● **Objective**
Select from the data all lines with the word "clicks".

####################

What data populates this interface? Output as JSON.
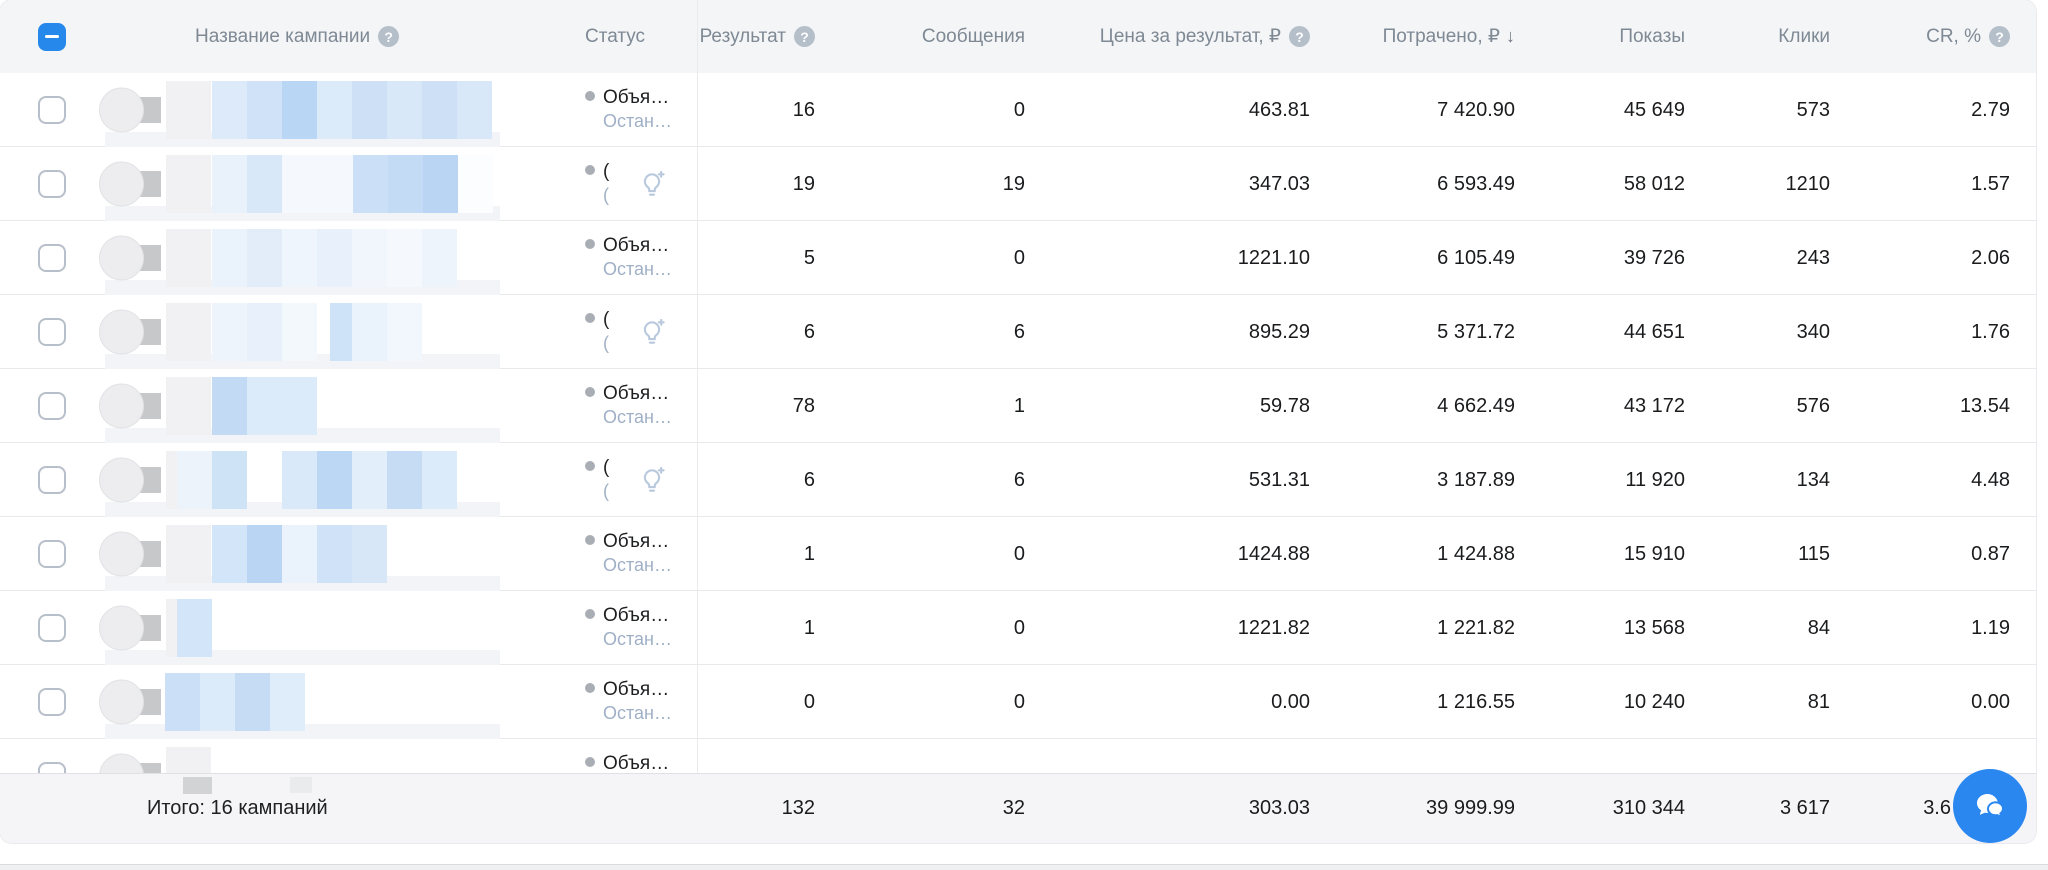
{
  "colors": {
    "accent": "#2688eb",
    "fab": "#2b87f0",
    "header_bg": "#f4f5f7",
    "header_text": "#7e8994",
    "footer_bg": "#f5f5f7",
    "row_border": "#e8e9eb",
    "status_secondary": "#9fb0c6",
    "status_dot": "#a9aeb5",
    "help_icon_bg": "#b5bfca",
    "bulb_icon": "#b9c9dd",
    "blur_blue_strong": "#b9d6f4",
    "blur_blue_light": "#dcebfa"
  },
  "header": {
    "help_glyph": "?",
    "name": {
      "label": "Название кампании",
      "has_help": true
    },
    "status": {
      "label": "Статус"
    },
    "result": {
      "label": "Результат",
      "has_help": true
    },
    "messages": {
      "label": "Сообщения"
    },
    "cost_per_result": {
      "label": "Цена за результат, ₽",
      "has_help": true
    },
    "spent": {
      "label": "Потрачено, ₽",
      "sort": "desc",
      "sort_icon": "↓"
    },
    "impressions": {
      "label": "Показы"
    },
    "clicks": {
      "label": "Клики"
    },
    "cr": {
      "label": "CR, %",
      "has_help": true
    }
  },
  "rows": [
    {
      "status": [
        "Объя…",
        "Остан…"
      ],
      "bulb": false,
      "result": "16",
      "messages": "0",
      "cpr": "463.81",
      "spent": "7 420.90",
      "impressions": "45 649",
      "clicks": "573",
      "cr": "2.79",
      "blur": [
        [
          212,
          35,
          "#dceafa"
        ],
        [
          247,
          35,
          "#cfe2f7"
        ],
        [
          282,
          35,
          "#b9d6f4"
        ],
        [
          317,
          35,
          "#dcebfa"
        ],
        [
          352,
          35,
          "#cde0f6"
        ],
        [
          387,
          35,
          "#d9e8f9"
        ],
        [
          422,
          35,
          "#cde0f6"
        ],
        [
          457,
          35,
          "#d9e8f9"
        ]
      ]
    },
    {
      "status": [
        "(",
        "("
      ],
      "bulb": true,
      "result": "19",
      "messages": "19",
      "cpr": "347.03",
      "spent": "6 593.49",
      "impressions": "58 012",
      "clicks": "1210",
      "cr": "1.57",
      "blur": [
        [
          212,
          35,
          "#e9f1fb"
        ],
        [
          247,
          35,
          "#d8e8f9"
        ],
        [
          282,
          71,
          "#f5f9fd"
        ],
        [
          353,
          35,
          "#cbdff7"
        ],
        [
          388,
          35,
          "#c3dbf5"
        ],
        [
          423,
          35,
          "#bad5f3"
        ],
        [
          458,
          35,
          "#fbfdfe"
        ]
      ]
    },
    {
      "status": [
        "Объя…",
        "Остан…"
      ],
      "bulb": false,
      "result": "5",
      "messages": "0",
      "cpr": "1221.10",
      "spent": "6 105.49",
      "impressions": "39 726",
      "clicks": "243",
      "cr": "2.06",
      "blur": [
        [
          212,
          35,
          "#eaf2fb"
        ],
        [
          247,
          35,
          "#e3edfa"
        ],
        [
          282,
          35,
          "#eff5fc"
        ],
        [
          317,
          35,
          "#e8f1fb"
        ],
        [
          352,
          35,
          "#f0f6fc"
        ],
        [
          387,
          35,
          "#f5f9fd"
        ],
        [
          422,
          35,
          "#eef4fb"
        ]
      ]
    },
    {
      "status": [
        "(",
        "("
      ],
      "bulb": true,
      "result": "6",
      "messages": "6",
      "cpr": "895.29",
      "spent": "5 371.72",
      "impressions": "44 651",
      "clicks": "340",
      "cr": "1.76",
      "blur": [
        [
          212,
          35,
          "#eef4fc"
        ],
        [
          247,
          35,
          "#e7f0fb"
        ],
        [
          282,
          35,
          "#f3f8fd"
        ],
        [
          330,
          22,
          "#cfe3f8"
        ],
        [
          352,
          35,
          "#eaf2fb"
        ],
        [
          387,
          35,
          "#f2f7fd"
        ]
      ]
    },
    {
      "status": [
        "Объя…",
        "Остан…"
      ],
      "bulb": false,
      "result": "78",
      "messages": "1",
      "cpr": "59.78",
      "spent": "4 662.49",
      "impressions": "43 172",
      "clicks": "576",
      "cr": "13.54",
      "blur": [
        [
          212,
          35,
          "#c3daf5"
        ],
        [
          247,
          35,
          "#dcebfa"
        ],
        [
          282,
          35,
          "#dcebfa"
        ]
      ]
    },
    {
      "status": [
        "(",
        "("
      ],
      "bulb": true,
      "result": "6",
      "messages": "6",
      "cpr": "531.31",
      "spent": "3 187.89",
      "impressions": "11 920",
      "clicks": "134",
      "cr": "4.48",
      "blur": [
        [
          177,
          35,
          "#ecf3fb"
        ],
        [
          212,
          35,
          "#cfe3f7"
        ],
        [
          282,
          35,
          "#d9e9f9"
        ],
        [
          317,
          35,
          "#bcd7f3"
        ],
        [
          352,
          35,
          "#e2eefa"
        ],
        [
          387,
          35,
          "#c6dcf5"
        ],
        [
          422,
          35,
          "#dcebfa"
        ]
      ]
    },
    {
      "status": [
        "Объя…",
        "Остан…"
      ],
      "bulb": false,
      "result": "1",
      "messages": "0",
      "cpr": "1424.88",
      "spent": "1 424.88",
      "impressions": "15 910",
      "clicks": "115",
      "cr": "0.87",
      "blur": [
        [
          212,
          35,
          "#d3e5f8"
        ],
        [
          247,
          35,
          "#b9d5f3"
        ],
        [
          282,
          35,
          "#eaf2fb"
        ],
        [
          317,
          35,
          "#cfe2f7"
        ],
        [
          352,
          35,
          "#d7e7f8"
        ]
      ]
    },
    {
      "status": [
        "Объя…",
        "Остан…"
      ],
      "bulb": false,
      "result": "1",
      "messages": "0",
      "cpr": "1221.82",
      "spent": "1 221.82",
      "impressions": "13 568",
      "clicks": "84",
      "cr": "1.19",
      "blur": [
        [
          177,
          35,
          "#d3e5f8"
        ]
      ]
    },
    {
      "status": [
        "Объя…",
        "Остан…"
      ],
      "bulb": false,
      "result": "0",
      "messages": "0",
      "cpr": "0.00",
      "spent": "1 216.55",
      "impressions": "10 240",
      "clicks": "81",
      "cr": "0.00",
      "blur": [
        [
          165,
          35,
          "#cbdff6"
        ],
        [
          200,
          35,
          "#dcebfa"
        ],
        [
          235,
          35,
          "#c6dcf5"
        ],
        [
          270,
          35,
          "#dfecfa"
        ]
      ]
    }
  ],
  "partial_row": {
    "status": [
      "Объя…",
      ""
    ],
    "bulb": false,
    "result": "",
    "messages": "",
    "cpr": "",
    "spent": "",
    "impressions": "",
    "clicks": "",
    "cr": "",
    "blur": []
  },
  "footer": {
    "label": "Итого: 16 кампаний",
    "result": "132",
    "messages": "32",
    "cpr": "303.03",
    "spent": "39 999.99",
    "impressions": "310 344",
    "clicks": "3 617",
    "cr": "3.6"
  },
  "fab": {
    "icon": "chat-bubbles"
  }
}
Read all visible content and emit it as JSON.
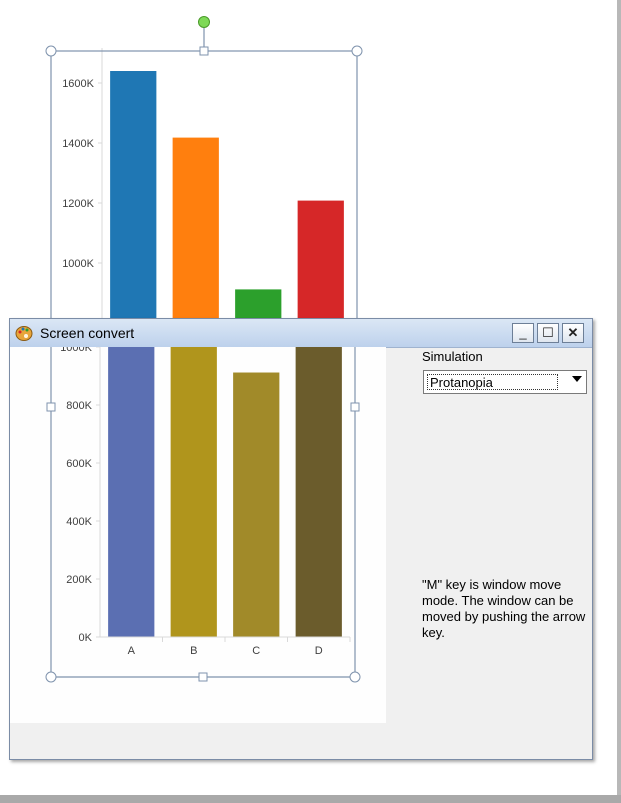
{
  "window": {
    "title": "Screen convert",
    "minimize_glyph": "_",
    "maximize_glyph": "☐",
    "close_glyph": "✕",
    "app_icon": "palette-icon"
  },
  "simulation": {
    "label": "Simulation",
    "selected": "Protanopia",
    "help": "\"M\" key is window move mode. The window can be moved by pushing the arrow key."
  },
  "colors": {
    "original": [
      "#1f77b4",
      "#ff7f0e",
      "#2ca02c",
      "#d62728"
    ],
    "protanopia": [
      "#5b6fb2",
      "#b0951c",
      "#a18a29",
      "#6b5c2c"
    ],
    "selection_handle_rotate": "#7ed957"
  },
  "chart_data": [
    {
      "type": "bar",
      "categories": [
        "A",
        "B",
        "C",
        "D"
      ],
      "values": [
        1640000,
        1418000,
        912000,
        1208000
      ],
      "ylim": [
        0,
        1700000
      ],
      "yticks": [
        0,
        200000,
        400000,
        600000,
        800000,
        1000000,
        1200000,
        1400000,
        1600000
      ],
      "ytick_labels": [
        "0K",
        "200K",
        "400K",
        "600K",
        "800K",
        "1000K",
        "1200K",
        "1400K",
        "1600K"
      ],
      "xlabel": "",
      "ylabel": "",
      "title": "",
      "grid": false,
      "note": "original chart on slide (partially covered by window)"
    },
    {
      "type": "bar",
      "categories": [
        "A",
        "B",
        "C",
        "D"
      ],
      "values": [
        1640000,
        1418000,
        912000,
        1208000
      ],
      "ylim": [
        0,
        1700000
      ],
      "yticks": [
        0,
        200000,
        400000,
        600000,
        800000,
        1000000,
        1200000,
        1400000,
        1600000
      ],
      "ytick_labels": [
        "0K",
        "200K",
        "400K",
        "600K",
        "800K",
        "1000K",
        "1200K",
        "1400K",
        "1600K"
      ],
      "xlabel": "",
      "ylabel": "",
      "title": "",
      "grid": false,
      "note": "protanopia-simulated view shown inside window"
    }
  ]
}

####################

● **Solution for this exercise**
    "clicks": {
      "clicks": "573",
      "clicks": "1210",
      "clicks": "243",
      "clicks": "340",
      "clicks": "576",
      "clicks": "134",
      "clicks": "115",
      "clicks": "84",
      "clicks": "81",
    "clicks": "",
    "clicks": "3 617",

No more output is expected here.